RECORDS SHOWN:
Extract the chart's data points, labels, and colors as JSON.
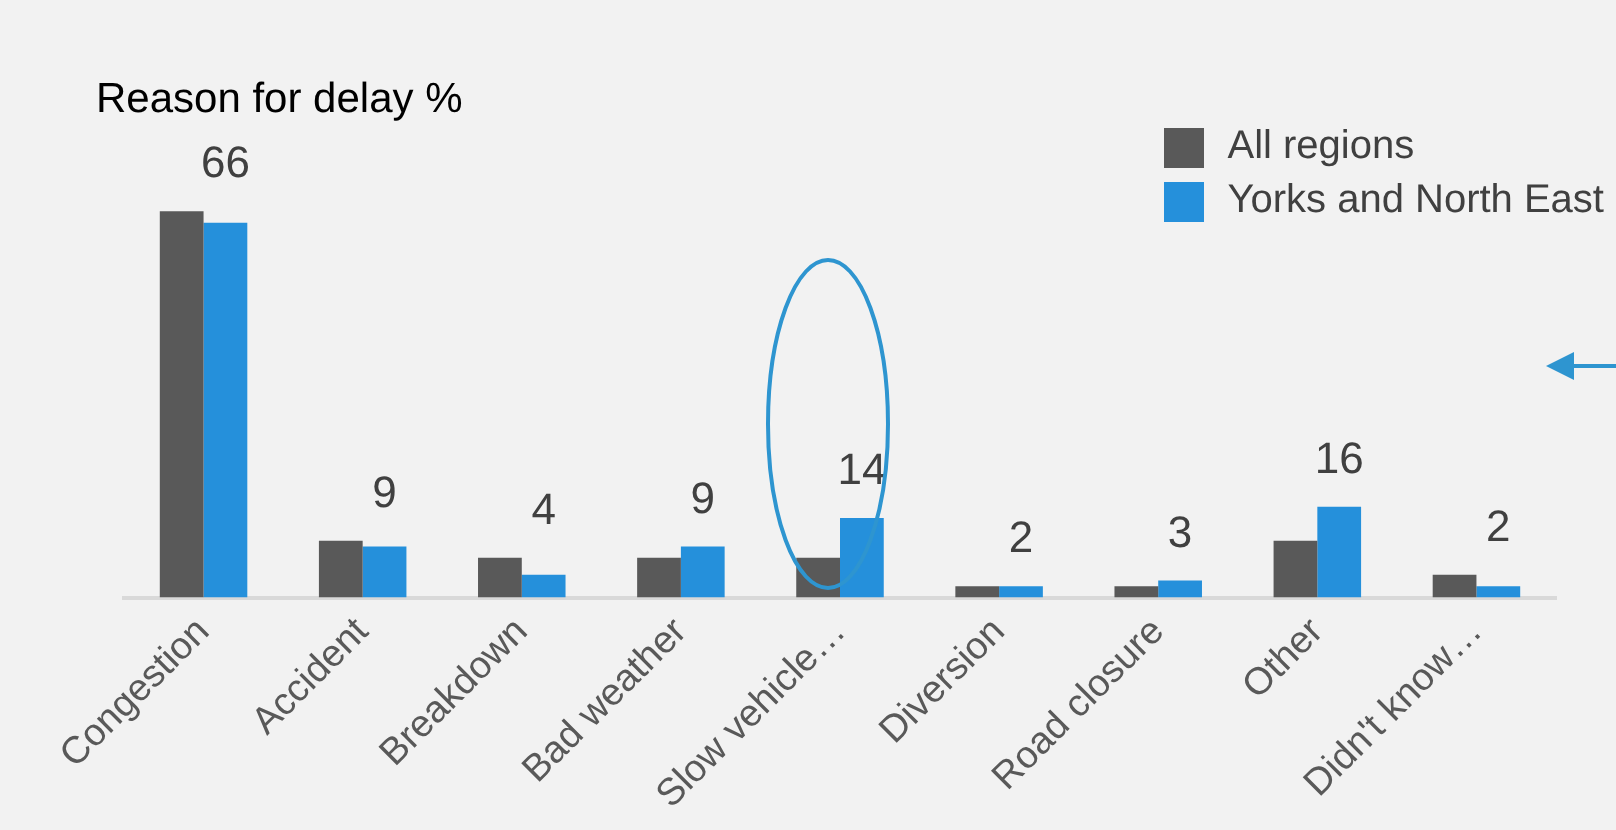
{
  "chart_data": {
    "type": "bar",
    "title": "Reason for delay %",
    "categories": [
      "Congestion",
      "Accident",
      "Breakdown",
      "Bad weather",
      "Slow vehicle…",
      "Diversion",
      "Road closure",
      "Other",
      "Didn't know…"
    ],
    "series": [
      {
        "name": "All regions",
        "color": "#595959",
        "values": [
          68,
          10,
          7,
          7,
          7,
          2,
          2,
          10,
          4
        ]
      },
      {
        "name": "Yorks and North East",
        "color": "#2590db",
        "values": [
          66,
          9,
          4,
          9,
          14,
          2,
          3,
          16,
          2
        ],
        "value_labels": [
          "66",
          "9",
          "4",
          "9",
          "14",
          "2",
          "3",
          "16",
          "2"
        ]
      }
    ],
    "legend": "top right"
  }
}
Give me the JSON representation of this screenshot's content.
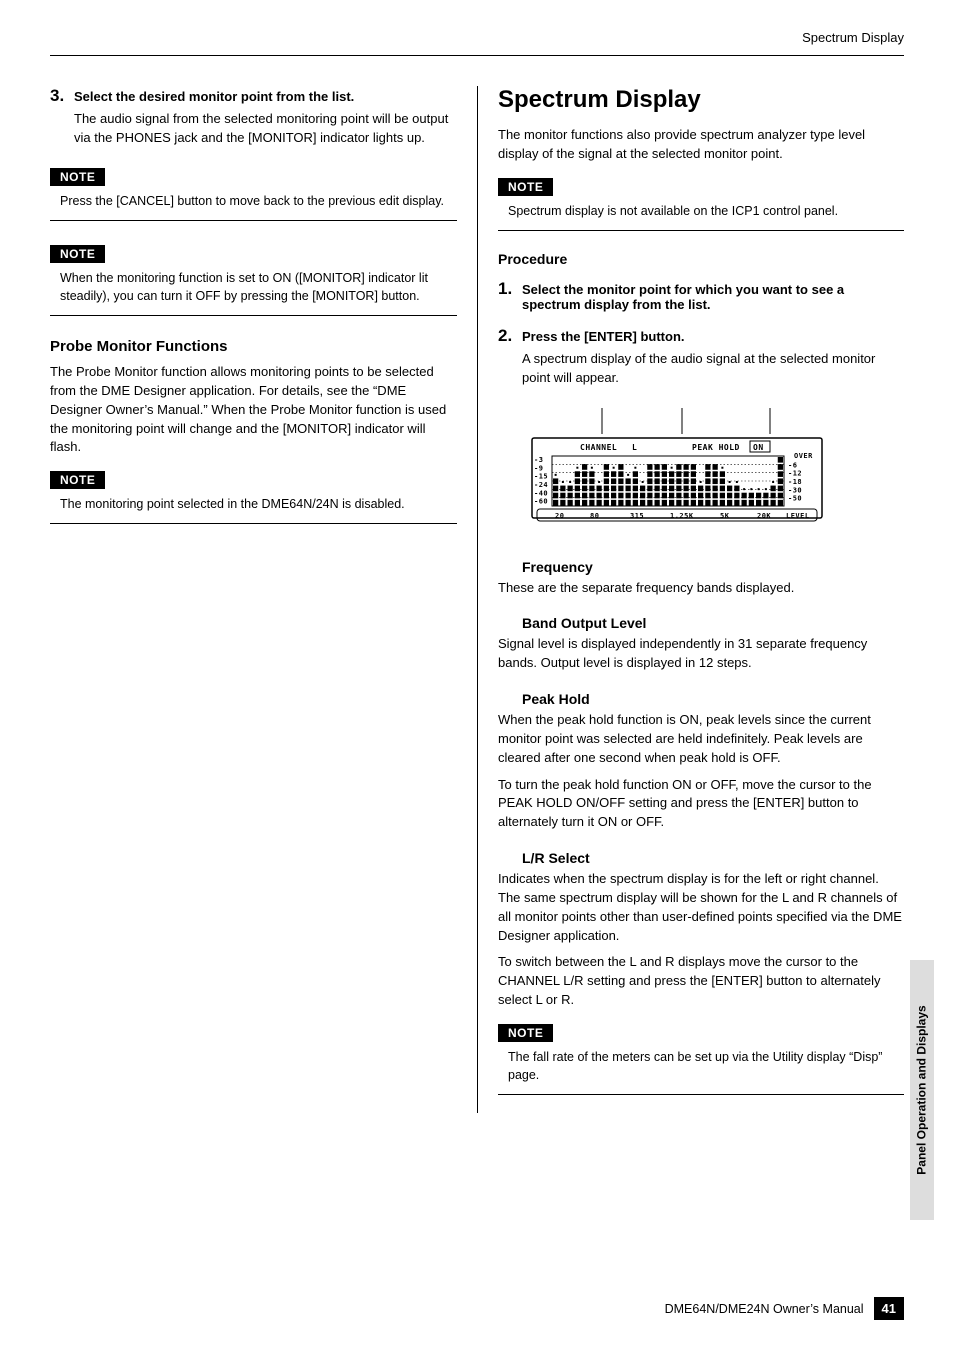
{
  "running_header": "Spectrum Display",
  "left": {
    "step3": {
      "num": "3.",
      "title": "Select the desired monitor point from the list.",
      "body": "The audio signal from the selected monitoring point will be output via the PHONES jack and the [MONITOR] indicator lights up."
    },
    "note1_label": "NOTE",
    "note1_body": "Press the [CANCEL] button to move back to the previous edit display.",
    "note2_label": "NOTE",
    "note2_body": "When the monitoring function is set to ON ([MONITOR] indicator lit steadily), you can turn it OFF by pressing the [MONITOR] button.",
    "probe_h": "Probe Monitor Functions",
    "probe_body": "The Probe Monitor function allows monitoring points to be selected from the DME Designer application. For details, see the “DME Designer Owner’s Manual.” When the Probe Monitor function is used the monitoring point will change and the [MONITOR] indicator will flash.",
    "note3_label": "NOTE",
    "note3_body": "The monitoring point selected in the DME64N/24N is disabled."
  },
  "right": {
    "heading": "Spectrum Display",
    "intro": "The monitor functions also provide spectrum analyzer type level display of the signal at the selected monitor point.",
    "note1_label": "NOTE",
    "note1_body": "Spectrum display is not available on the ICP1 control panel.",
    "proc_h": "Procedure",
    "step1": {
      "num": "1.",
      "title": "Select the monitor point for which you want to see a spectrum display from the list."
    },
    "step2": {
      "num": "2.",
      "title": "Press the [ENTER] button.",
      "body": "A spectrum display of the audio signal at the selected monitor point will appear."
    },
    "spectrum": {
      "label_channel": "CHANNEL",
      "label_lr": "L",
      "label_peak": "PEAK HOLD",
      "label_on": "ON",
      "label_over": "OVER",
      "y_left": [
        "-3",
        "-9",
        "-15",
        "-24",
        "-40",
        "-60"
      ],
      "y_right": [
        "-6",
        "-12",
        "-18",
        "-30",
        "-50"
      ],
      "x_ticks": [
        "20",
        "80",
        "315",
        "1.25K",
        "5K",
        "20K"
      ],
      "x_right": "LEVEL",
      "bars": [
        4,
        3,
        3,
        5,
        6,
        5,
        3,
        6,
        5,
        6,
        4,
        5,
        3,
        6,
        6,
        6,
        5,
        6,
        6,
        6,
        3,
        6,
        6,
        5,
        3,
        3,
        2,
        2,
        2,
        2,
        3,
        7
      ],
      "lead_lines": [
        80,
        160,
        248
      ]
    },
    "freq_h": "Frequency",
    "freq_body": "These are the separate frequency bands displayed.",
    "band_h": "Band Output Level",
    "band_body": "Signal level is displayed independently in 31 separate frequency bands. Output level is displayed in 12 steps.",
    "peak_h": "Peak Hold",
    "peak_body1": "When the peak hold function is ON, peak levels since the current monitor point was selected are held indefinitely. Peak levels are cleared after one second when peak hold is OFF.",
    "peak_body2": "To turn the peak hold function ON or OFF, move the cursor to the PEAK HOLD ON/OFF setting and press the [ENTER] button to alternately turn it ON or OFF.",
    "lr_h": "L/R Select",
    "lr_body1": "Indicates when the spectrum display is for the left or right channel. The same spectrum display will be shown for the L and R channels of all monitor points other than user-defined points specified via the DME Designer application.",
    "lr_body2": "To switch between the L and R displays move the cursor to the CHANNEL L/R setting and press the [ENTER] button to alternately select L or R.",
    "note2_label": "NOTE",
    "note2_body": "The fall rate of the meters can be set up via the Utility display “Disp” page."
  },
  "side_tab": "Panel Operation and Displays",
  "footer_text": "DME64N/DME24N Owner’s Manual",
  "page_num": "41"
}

SET TASK: Copy each line of the records precisely and drop any images they hold.

ANSWER:
Extract the chart's data points, labels, and colors as JSON.
{
  "chart_data": {
    "type": "bar",
    "title": "Reason for delay %",
    "categories": [
      "Congestion",
      "Accident",
      "Breakdown",
      "Bad weather",
      "Slow vehicle…",
      "Diversion",
      "Road closure",
      "Other",
      "Didn't know…"
    ],
    "series": [
      {
        "name": "All regions",
        "color": "#595959",
        "values": [
          68,
          10,
          7,
          7,
          7,
          2,
          2,
          10,
          4
        ]
      },
      {
        "name": "Yorks and North East",
        "color": "#2590db",
        "values": [
          66,
          9,
          4,
          9,
          14,
          2,
          3,
          16,
          2
        ],
        "value_labels": [
          "66",
          "9",
          "4",
          "9",
          "14",
          "2",
          "3",
          "16",
          "2"
        ]
      }
    ],
    "legend": "top right"
  }
}
Give me the JSON representation of this screenshot's content.
{
  "running_header": "Spectrum Display",
  "left": {
    "step3": {
      "num": "3.",
      "title": "Select the desired monitor point from the list.",
      "body": "The audio signal from the selected monitoring point will be output via the PHONES jack and the [MONITOR] indicator lights up."
    },
    "note1_label": "NOTE",
    "note1_body": "Press the [CANCEL] button to move back to the previous edit display.",
    "note2_label": "NOTE",
    "note2_body": "When the monitoring function is set to ON ([MONITOR] indicator lit steadily), you can turn it OFF by pressing the [MONITOR] button.",
    "probe_h": "Probe Monitor Functions",
    "probe_body": "The Probe Monitor function allows monitoring points to be selected from the DME Designer application. For details, see the “DME Designer Owner’s Manual.” When the Probe Monitor function is used the monitoring point will change and the [MONITOR] indicator will flash.",
    "note3_label": "NOTE",
    "note3_body": "The monitoring point selected in the DME64N/24N is disabled."
  },
  "right": {
    "heading": "Spectrum Display",
    "intro": "The monitor functions also provide spectrum analyzer type level display of the signal at the selected monitor point.",
    "note1_label": "NOTE",
    "note1_body": "Spectrum display is not available on the ICP1 control panel.",
    "proc_h": "Procedure",
    "step1": {
      "num": "1.",
      "title": "Select the monitor point for which you want to see a spectrum display from the list."
    },
    "step2": {
      "num": "2.",
      "title": "Press the [ENTER] button.",
      "body": "A spectrum display of the audio signal at the selected monitor point will appear."
    },
    "spectrum": {
      "label_channel": "CHANNEL",
      "label_lr": "L",
      "label_peak": "PEAK HOLD",
      "label_on": "ON",
      "label_over": "OVER",
      "y_left": [
        "-3",
        "-9",
        "-15",
        "-24",
        "-40",
        "-60"
      ],
      "y_right": [
        "-6",
        "-12",
        "-18",
        "-30",
        "-50"
      ],
      "x_ticks": [
        "20",
        "80",
        "315",
        "1.25K",
        "5K",
        "20K"
      ],
      "x_right": "LEVEL",
      "bars": [
        4,
        3,
        3,
        5,
        6,
        5,
        3,
        6,
        5,
        6,
        4,
        5,
        3,
        6,
        6,
        6,
        5,
        6,
        6,
        6,
        3,
        6,
        6,
        5,
        3,
        3,
        2,
        2,
        2,
        2,
        3,
        7
      ],
      "lead_lines": [
        80,
        160,
        248
      ]
    },
    "freq_h": "Frequency",
    "freq_body": "These are the separate frequency bands displayed.",
    "band_h": "Band Output Level",
    "band_body": "Signal level is displayed independently in 31 separate frequency bands. Output level is displayed in 12 steps.",
    "peak_h": "Peak Hold",
    "peak_body1": "When the peak hold function is ON, peak levels since the current monitor point was selected are held indefinitely. Peak levels are cleared after one second when peak hold is OFF.",
    "peak_body2": "To turn the peak hold function ON or OFF, move the cursor to the PEAK HOLD ON/OFF setting and press the [ENTER] button to alternately turn it ON or OFF.",
    "lr_h": "L/R Select",
    "lr_body1": "Indicates when the spectrum display is for the left or right channel. The same spectrum display will be shown for the L and R channels of all monitor points other than user-defined points specified via the DME Designer application.",
    "lr_body2": "To switch between the L and R displays move the cursor to the CHANNEL L/R setting and press the [ENTER] button to alternately select L or R.",
    "note2_label": "NOTE",
    "note2_body": "The fall rate of the meters can be set up via the Utility display “Disp” page."
  },
  "side_tab": "Panel Operation and Displays",
  "footer_text": "DME64N/DME24N Owner’s Manual",
  "page_num": "41"
}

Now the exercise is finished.